> **SHORT PROBLEM**
Word for word, restate every line of the listing that follows.

---------- PROVIDED MATERIAL ----------

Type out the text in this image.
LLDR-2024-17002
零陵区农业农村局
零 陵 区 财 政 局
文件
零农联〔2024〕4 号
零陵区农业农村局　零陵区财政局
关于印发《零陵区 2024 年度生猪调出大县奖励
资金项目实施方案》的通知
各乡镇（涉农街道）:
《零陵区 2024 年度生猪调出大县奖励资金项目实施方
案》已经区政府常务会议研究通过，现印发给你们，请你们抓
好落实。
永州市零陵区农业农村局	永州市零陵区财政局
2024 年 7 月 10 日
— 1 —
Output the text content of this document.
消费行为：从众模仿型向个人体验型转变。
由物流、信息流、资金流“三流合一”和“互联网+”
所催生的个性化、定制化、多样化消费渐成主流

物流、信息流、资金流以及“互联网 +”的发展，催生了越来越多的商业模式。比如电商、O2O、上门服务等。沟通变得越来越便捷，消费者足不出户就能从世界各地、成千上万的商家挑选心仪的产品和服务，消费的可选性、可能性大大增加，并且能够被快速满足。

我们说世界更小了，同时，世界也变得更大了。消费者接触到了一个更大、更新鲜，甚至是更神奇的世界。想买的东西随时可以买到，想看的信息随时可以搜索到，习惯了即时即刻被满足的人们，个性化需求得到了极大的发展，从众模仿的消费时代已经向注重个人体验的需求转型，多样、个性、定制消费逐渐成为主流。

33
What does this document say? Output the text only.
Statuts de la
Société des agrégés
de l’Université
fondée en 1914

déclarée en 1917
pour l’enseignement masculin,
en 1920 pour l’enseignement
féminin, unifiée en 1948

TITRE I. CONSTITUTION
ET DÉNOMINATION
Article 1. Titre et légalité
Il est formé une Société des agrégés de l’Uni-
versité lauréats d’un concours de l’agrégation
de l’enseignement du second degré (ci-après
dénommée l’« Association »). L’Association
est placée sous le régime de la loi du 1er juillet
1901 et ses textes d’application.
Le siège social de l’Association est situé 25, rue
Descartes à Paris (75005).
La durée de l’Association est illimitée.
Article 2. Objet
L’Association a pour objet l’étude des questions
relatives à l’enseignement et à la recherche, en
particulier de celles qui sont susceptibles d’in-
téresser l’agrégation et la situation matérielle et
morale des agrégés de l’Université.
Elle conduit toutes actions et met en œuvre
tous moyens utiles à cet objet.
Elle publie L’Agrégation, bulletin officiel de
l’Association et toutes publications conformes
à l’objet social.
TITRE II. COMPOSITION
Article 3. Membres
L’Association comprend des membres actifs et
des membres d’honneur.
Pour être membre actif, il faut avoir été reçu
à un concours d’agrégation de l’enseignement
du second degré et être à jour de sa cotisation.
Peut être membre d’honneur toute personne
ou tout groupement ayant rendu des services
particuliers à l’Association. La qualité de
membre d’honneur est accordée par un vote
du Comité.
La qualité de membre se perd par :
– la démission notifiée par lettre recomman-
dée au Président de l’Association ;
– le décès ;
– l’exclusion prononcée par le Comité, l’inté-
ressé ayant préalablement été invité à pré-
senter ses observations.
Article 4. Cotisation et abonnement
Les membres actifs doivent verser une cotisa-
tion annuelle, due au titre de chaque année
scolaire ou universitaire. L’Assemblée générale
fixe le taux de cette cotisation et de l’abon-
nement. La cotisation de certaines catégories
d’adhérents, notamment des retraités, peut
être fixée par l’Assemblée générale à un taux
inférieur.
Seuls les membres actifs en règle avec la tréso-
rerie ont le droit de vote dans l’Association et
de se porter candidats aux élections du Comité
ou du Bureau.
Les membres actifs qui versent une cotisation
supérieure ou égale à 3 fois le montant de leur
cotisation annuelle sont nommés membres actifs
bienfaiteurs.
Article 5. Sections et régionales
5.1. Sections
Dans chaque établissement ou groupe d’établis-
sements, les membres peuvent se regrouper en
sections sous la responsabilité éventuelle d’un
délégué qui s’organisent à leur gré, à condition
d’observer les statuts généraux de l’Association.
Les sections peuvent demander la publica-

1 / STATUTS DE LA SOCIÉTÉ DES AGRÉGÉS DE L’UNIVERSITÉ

----------

> **RESPONSE FOR THIS EXERCISE**
Type out the text in this image.
LLDR-2024-17002
零陵区农业农村局
零 陵 区 财 政 局
文件
零农联〔2024〕4 号
零陵区农业农村局　零陵区财政局
关于印发《零陵区 2024 年度生猪调出大县奖励
资金项目实施方案》的通知
各乡镇（涉农街道）:
《零陵区 2024 年度生猪调出大县奖励资金项目实施方
案》已经区政府常务会议研究通过，现印发给你们，请你们抓
好落实。
永州市零陵区农业农村局	永州市零陵区财政局
2024 年 7 月 10 日
— 1 —
Output the text content of this document.
消费行为：从众模仿型向个人体验型转变。
由物流、信息流、资金流“三流合一”和“互联网+”
所催生的个性化、定制化、多样化消费渐成主流

物流、信息流、资金流以及“互联网 +”的发展，催生了越来越多的商业模式。比如电商、O2O、上门服务等。沟通变得越来越便捷，消费者足不出户就能从世界各地、成千上万的商家挑选心仪的产品和服务，消费的可选性、可能性大大增加，并且能够被快速满足。

我们说世界更小了，同时，世界也变得更大了。消费者接触到了一个更大、更新鲜，甚至是更神奇的世界。想买的东西随时可以买到，想看的信息随时可以搜索到，习惯了即时即刻被满足的人们，个性化需求得到了极大的发展，从众模仿的消费时代已经向注重个人体验的需求转型，多样、个性、定制消费逐渐成为主流。

33
What does this document say? Output the text only.
Statuts de la
Société des agrégés
de l’Université
fondée en 1914

déclarée en 1917
pour l’enseignement masculin,
en 1920 pour l’enseignement
féminin, unifiée en 1948

TITRE I. CONSTITUTION
ET DÉNOMINATION
Article 1. Titre et légalité
Il est formé une Société des agrégés de l’Uni-
versité lauréats d’un concours de l’agrégation
de l’enseignement du second degré (ci-après
dénommée l’« Association »). L’Association
est placée sous le régime de la loi du 1er juillet
1901 et ses textes d’application.
Le siège social de l’Association est situé 25, rue
Descartes à Paris (75005).
La durée de l’Association est illimitée.
Article 2. Objet
L’Association a pour objet l’étude des questions
relatives à l’enseignement et à la recherche, en
particulier de celles qui sont susceptibles d’in-
téresser l’agrégation et la situation matérielle et
morale des agrégés de l’Université.
Elle conduit toutes actions et met en œuvre
tous moyens utiles à cet objet.
Elle publie L’Agrégation, bulletin officiel de
l’Association et toutes publications conformes
à l’objet social.
TITRE II. COMPOSITION
Article 3. Membres
L’Association comprend des membres actifs et
des membres d’honneur.
Pour être membre actif, il faut avoir été reçu
à un concours d’agrégation de l’enseignement
du second degré et être à jour de sa cotisation.
Peut être membre d’honneur toute personne
ou tout groupement ayant rendu des services
particuliers à l’Association. La qualité de
membre d’honneur est accordée par un vote
du Comité.
La qualité de membre se perd par :
– la démission notifiée par lettre recomman-
dée au Président de l’Association ;
– le décès ;
– l’exclusion prononcée par le Comité, l’inté-
ressé ayant préalablement été invité à pré-
senter ses observations.
Article 4. Cotisation et abonnement
Les membres actifs doivent verser une cotisa-
tion annuelle, due au titre de chaque année
scolaire ou universitaire. L’Assemblée générale
fixe le taux de cette cotisation et de l’abon-
nement. La cotisation de certaines catégories
d’adhérents, notamment des retraités, peut
être fixée par l’Assemblée générale à un taux
inférieur.
Seuls les membres actifs en règle avec la tréso-
rerie ont le droit de vote dans l’Association et
de se porter candidats aux élections du Comité
ou du Bureau.
Les membres actifs qui versent une cotisation
supérieure ou égale à 3 fois le montant de leur
cotisation annuelle sont nommés membres actifs
bienfaiteurs.
Article 5. Sections et régionales
5.1. Sections
Dans chaque établissement ou groupe d’établis-
sements, les membres peuvent se regrouper en
sections sous la responsabilité éventuelle d’un
délégué qui s’organisent à leur gré, à condition
d’observer les statuts généraux de l’Association.
Les sections peuvent demander la publica-

1 / STATUTS DE LA SOCIÉTÉ DES AGRÉGÉS DE L’UNIVERSITÉ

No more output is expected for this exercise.